* Stated problem
Gather up all lines that carry the word "электрической".

— Start Material for the task —

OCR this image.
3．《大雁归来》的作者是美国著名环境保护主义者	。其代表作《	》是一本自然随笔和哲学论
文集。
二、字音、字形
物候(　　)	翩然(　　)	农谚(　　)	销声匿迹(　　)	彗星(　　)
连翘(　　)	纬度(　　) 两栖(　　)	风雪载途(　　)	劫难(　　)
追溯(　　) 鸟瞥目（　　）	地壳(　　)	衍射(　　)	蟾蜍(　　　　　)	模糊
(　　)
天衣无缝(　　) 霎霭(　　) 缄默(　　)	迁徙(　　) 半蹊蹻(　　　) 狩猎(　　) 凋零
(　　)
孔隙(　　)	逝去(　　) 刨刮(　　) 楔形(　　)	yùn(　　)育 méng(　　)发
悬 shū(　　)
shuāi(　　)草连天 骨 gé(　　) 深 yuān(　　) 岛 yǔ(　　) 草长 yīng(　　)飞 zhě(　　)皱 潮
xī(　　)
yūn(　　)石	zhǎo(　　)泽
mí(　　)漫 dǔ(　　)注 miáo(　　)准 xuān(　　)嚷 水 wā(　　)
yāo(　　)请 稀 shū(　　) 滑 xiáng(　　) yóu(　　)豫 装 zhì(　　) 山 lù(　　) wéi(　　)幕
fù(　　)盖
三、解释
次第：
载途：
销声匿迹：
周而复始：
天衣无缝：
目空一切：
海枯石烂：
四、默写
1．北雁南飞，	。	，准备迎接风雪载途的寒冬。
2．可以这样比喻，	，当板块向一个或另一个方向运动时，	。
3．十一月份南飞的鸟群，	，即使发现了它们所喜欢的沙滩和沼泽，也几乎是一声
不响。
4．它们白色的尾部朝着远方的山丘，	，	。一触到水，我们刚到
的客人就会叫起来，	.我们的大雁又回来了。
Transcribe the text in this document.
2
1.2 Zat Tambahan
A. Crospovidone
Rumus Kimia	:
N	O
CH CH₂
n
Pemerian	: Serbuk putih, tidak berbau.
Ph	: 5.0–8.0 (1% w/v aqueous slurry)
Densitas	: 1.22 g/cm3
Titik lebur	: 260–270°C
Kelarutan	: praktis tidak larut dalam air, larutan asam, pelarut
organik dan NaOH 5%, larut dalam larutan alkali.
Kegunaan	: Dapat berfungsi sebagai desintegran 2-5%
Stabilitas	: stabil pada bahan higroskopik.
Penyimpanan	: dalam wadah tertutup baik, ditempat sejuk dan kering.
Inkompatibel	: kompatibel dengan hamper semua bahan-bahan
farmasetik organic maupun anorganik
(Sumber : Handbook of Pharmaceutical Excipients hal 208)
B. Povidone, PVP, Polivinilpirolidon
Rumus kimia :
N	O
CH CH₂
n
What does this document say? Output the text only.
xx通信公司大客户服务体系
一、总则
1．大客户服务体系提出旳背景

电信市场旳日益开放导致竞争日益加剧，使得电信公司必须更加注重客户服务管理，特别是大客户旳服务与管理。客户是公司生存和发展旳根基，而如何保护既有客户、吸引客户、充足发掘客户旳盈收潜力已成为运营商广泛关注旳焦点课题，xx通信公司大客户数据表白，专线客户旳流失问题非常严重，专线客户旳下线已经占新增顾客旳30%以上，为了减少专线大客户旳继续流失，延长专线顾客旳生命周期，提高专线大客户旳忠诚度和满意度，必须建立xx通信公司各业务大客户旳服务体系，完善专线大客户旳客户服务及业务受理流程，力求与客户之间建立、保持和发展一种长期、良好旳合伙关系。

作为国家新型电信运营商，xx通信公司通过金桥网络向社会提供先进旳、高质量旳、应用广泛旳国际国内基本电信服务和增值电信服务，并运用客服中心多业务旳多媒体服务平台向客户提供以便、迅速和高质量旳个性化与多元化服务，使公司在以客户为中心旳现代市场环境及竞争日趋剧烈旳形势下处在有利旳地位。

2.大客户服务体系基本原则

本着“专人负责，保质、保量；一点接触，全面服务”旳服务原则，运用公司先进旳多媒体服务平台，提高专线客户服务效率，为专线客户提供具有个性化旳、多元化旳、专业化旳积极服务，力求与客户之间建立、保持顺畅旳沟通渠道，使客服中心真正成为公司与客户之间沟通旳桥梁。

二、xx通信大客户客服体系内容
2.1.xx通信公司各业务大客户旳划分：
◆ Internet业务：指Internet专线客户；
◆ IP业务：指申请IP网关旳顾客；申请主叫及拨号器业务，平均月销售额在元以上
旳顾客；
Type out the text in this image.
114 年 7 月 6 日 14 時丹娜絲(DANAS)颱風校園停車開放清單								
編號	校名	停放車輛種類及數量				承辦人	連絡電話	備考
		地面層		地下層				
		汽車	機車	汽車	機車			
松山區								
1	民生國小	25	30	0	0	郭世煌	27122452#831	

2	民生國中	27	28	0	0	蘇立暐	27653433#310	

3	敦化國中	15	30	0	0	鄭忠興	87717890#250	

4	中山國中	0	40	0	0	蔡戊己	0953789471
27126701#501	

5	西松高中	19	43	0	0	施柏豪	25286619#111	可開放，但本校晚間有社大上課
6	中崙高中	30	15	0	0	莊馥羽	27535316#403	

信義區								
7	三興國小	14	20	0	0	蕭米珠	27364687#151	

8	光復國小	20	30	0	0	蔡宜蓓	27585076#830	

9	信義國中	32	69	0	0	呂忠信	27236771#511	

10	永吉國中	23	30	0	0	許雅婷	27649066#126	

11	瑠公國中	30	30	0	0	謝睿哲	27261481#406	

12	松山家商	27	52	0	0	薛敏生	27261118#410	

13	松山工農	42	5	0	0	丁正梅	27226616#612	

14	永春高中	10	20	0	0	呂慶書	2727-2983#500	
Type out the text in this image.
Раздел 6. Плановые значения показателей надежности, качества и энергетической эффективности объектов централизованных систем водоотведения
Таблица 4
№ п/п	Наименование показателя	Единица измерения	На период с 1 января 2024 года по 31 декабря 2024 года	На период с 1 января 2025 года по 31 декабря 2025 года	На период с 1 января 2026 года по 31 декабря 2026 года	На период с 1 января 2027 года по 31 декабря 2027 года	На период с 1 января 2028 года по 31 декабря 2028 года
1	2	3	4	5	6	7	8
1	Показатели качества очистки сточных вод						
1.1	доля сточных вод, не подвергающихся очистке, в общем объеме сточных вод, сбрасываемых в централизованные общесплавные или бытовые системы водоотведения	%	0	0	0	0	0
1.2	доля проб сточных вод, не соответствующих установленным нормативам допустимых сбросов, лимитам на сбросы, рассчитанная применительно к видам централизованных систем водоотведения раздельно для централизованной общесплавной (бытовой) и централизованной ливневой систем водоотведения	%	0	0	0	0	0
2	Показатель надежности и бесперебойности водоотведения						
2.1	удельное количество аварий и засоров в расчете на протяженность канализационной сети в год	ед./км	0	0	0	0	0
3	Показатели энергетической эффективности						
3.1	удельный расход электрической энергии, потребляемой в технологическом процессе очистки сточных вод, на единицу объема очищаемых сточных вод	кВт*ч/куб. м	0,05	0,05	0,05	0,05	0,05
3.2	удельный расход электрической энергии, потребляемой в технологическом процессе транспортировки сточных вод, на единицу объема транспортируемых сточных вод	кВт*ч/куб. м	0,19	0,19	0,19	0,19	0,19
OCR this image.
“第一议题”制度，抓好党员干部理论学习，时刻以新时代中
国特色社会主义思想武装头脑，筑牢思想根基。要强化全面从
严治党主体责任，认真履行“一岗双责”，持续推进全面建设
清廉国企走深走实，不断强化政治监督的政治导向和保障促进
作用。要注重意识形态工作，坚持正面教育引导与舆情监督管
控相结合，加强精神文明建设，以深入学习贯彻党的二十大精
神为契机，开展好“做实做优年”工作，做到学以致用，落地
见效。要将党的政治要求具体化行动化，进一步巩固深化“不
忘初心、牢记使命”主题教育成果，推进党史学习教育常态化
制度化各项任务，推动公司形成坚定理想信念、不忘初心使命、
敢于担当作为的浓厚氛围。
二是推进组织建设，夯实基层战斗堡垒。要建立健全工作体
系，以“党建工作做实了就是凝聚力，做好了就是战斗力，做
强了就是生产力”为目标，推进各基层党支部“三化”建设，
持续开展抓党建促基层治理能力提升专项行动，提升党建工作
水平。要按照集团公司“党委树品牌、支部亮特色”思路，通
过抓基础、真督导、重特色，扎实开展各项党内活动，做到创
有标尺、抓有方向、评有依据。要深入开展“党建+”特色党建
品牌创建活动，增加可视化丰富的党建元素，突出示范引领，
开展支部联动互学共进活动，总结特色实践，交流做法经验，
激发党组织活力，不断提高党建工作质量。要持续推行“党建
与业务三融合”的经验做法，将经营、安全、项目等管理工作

— End Material for the task —

* Exercise response
3.1	удельный расход электрической энергии, потребляемой в технологическом процессе очистки сточных вод, на единицу объема очищаемых сточных вод	кВт*ч/куб. м	0,05	0,05	0,05	0,05	0,05
3.2	удельный расход электрической энергии, потребляемой в технологическом процессе транспортировки сточных вод, на единицу объема транспортируемых сточных вод	кВт*ч/куб. м	0,19	0,19	0,19	0,19	0,19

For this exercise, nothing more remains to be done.